GIVEN INFORMATION.
☆ ☆ ☆ ☆ ☆

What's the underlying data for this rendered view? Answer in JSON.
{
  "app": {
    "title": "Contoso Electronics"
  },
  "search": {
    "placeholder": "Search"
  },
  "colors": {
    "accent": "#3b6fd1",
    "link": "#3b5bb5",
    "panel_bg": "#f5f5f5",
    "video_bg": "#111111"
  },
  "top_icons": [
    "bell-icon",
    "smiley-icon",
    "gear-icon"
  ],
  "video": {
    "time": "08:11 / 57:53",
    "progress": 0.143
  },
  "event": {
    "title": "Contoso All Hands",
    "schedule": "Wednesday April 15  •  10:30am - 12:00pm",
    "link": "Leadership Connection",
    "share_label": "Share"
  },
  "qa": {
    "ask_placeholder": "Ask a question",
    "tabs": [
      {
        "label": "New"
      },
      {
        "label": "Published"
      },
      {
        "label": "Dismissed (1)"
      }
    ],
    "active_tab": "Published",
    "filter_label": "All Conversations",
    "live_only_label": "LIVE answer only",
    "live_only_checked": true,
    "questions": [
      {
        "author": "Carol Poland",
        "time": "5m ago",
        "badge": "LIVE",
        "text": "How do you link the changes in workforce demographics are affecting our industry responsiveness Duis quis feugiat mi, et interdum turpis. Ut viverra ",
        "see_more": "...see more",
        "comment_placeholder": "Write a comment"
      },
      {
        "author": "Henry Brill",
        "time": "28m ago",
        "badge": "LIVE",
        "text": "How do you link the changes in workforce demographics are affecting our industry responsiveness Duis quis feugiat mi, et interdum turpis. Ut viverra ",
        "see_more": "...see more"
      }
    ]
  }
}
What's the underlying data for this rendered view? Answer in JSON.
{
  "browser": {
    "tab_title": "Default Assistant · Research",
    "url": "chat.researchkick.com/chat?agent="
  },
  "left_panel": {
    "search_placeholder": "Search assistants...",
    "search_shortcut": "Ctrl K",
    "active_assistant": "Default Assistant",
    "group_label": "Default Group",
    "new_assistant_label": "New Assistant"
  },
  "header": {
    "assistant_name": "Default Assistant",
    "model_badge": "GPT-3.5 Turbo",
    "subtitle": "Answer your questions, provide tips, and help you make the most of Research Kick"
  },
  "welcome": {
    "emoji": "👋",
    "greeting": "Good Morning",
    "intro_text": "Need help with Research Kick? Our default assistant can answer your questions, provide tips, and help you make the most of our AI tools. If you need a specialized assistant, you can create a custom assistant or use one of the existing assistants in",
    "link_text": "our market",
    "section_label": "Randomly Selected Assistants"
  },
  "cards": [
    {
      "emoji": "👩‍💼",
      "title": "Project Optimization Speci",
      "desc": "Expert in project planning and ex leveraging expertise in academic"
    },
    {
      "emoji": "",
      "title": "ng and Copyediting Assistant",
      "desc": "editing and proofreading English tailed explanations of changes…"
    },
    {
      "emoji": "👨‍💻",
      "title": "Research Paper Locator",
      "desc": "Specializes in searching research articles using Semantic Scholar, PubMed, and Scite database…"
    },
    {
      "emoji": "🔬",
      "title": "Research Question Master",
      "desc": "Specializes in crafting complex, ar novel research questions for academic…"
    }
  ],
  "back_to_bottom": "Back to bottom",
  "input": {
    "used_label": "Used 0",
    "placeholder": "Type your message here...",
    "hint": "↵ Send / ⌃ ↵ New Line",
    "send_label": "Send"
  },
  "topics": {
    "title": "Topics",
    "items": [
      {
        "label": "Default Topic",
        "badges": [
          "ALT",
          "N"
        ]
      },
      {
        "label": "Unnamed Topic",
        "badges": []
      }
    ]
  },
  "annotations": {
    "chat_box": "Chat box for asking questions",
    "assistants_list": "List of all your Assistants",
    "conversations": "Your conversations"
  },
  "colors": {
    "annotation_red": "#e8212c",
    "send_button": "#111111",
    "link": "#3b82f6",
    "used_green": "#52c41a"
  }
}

☆ ☆ ☆ ☆ ☆

AIM. Exactly reproduce every line of the records.

EXERCISE RESPONSE.
What's the underlying data for this rendered view? Answer in JSON.
{
  "app": {
    "title": "Contoso Electronics"
  },
  "search": {
    "placeholder": "Search"
  },
  "colors": {
    "accent": "#3b6fd1",
    "link": "#3b5bb5",
    "panel_bg": "#f5f5f5",
    "video_bg": "#111111"
  },
  "top_icons": [
    "bell-icon",
    "smiley-icon",
    "gear-icon"
  ],
  "video": {
    "time": "08:11 / 57:53",
    "progress": 0.143
  },
  "event": {
    "title": "Contoso All Hands",
    "schedule": "Wednesday April 15  •  10:30am - 12:00pm",
    "link": "Leadership Connection",
    "share_label": "Share"
  },
  "qa": {
    "ask_placeholder": "Ask a question",
    "tabs": [
      {
        "label": "New"
      },
      {
        "label": "Published"
      },
      {
        "label": "Dismissed (1)"
      }
    ],
    "active_tab": "Published",
    "filter_label": "All Conversations",
    "live_only_label": "LIVE answer only",
    "live_only_checked": true,
    "questions": [
      {
        "author": "Carol Poland",
        "time": "5m ago",
        "badge": "LIVE",
        "text": "How do you link the changes in workforce demographics are affecting our industry responsiveness Duis quis feugiat mi, et interdum turpis. Ut viverra ",
        "see_more": "...see more",
        "comment_placeholder": "Write a comment"
      },
      {
        "author": "Henry Brill",
        "time": "28m ago",
        "badge": "LIVE",
        "text": "How do you link the changes in workforce demographics are affecting our industry responsiveness Duis quis feugiat mi, et interdum turpis. Ut viverra ",
        "see_more": "...see more"
      }
    ]
  }
}
What's the underlying data for this rendered view? Answer in JSON.
{
  "browser": {
    "tab_title": "Default Assistant · Research",
    "url": "chat.researchkick.com/chat?agent="
  },
  "left_panel": {
    "search_placeholder": "Search assistants...",
    "search_shortcut": "Ctrl K",
    "active_assistant": "Default Assistant",
    "group_label": "Default Group",
    "new_assistant_label": "New Assistant"
  },
  "header": {
    "assistant_name": "Default Assistant",
    "model_badge": "GPT-3.5 Turbo",
    "subtitle": "Answer your questions, provide tips, and help you make the most of Research Kick"
  },
  "welcome": {
    "emoji": "👋",
    "greeting": "Good Morning",
    "intro_text": "Need help with Research Kick? Our default assistant can answer your questions, provide tips, and help you make the most of our AI tools. If you need a specialized assistant, you can create a custom assistant or use one of the existing assistants in",
    "link_text": "our market",
    "section_label": "Randomly Selected Assistants"
  },
  "cards": [
    {
      "emoji": "👩‍💼",
      "title": "Project Optimization Speci",
      "desc": "Expert in project planning and ex leveraging expertise in academic"
    },
    {
      "emoji": "",
      "title": "ng and Copyediting Assistant",
      "desc": "editing and proofreading English tailed explanations of changes…"
    },
    {
      "emoji": "👨‍💻",
      "title": "Research Paper Locator",
      "desc": "Specializes in searching research articles using Semantic Scholar, PubMed, and Scite database…"
    },
    {
      "emoji": "🔬",
      "title": "Research Question Master",
      "desc": "Specializes in crafting complex, ar novel research questions for academic…"
    }
  ],
  "back_to_bottom": "Back to bottom",
  "input": {
    "used_label": "Used 0",
    "placeholder": "Type your message here...",
    "hint": "↵ Send / ⌃ ↵ New Line",
    "send_label": "Send"
  },
  "topics": {
    "title": "Topics",
    "items": [
      {
        "label": "Default Topic",
        "badges": [
          "ALT",
          "N"
        ]
      },
      {
        "label": "Unnamed Topic",
        "badges": []
      }
    ]
  },
  "annotations": {
    "chat_box": "Chat box for asking questions",
    "assistants_list": "List of all your Assistants",
    "conversations": "Your conversations"
  },
  "colors": {
    "annotation_red": "#e8212c",
    "send_button": "#111111",
    "link": "#3b82f6",
    "used_green": "#52c41a"
  }
}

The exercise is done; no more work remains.